Count every line in the following entries where the word "offset" appears. Give the count alone.
..............................
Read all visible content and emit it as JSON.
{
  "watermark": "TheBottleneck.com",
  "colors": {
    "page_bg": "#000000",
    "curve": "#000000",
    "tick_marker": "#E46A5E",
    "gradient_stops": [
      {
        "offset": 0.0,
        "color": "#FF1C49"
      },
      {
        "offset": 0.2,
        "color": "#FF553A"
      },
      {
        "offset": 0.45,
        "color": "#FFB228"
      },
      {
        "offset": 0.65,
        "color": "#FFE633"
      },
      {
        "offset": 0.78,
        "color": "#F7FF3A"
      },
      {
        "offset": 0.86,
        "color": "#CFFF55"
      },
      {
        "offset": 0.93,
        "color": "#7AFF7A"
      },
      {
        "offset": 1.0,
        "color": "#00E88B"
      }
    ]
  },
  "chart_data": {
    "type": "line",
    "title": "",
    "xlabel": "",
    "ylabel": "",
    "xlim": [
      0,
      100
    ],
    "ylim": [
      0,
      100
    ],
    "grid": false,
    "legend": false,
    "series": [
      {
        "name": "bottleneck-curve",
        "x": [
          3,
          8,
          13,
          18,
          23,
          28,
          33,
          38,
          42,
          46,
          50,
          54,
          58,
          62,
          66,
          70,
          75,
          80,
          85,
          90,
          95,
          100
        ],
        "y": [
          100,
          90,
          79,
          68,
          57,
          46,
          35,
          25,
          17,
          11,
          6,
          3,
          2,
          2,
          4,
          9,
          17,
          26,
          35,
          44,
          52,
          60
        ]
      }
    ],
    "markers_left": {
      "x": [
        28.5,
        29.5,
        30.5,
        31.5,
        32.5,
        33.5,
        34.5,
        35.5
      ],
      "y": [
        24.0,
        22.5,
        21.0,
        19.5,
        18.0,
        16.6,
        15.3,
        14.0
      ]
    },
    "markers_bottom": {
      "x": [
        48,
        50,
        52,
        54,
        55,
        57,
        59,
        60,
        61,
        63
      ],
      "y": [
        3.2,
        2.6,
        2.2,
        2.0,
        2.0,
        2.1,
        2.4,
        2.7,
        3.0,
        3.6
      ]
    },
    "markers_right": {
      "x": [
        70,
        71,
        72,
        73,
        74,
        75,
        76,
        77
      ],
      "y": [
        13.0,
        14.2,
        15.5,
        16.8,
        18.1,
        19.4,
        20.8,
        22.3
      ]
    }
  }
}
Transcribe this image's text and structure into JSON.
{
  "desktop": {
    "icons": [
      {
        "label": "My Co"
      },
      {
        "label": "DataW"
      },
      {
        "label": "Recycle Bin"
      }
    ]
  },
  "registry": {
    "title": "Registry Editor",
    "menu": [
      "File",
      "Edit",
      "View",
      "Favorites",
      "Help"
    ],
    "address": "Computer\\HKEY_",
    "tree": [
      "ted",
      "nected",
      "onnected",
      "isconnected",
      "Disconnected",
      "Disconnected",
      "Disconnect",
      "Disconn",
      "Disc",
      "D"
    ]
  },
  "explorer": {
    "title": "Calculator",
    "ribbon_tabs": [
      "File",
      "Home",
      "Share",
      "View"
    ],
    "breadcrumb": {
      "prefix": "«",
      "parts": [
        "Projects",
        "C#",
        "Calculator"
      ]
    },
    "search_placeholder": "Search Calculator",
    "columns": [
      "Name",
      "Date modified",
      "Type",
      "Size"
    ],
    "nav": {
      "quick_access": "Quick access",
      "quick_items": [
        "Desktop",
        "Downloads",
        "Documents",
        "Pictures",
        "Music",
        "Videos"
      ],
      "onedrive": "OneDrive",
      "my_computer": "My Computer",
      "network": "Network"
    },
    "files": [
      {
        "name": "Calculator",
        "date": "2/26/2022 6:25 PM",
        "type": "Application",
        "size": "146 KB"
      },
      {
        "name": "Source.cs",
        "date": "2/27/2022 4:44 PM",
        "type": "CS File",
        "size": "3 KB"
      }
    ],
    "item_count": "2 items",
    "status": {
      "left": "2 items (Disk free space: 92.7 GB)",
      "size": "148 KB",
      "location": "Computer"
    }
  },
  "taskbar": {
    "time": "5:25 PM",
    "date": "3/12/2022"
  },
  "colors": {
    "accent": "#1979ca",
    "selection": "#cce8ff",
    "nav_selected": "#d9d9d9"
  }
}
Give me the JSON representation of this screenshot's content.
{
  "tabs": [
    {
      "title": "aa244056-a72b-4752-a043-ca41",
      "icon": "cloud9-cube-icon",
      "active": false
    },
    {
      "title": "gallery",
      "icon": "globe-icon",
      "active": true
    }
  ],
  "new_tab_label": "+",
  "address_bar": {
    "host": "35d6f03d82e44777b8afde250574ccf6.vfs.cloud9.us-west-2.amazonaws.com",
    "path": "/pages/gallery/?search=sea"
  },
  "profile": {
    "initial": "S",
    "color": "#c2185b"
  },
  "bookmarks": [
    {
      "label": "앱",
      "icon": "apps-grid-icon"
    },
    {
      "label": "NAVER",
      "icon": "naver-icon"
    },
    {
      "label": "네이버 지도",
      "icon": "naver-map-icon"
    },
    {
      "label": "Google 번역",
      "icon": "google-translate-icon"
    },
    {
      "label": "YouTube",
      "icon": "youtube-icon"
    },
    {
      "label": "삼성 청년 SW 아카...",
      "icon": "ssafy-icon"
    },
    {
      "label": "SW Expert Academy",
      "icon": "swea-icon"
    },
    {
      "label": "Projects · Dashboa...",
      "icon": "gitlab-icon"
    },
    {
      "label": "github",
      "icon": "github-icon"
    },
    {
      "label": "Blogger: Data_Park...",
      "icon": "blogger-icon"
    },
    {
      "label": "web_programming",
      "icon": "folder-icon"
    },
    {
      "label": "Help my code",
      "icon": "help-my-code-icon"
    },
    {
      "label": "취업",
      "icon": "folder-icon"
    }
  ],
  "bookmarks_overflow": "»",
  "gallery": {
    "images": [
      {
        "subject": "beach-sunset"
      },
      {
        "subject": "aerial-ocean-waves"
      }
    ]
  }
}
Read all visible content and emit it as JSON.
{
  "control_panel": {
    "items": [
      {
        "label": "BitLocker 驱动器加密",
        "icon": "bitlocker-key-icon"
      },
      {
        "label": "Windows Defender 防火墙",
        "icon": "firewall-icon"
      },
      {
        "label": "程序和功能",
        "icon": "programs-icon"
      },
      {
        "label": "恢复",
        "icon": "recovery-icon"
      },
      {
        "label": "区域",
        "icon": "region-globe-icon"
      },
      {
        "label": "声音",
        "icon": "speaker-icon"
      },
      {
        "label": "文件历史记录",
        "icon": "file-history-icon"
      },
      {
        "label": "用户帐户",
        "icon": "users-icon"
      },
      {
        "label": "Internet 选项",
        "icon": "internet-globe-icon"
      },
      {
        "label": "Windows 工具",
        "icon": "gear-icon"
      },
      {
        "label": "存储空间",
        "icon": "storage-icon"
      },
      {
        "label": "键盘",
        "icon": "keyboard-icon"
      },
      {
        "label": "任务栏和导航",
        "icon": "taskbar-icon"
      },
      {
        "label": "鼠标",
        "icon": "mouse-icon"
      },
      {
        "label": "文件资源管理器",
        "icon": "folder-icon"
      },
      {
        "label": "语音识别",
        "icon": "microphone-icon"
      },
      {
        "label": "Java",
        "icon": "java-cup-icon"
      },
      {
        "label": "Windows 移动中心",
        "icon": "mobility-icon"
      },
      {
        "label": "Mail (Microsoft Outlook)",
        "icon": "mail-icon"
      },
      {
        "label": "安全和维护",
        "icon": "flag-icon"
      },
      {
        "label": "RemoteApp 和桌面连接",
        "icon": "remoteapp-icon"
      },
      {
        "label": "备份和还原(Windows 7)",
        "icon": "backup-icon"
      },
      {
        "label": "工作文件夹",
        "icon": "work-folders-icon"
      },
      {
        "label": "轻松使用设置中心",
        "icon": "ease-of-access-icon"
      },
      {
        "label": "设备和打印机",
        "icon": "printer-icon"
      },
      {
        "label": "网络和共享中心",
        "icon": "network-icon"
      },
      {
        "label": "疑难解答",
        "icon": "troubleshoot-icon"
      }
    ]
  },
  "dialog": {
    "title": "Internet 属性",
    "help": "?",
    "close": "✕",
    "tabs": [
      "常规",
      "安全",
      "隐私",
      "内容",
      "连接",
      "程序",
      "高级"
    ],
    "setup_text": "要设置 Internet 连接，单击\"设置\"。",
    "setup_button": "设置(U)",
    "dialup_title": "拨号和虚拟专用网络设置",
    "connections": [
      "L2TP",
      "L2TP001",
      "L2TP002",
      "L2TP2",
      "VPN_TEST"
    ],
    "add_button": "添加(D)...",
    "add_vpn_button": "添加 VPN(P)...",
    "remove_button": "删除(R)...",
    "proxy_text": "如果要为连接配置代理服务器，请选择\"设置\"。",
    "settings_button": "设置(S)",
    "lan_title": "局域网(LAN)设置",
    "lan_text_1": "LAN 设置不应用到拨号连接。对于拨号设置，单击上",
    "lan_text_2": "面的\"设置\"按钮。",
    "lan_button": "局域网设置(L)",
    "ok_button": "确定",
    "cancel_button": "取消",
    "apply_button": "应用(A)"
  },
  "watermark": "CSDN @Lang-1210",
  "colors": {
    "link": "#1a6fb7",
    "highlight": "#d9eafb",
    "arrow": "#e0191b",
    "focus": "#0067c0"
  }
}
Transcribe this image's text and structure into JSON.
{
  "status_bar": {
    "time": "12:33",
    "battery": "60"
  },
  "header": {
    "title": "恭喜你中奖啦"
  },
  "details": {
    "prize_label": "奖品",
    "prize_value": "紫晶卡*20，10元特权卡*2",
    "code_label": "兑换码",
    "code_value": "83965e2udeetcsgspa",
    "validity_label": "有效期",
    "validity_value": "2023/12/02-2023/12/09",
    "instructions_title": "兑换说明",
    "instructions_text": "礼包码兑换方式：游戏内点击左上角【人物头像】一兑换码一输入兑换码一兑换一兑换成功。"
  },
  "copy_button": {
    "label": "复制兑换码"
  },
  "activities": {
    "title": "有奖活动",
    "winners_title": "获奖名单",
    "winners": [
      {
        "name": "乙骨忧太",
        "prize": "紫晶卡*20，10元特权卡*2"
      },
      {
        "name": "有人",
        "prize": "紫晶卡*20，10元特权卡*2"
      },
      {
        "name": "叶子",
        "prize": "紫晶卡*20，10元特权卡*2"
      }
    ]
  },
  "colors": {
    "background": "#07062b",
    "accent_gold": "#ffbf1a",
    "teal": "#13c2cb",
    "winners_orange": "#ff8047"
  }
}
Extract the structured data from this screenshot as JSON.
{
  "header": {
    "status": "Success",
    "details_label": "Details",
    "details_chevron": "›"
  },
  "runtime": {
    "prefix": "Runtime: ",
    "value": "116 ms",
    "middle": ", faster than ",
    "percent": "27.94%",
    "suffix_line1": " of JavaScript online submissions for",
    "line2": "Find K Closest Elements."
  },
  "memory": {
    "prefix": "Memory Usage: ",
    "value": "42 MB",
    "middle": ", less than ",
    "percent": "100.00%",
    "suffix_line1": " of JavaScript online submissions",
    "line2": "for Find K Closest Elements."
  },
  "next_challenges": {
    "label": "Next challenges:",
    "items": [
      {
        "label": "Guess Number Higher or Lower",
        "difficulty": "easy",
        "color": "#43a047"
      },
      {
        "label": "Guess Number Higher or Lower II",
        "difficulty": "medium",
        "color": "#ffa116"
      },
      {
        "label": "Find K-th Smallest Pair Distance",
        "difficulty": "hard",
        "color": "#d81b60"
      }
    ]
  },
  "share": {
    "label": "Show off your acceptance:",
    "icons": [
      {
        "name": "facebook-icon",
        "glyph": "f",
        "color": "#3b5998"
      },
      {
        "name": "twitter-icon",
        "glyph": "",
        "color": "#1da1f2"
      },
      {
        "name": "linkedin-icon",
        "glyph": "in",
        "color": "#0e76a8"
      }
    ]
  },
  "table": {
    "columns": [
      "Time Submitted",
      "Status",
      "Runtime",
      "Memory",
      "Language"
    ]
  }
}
..............................
## Correct result
8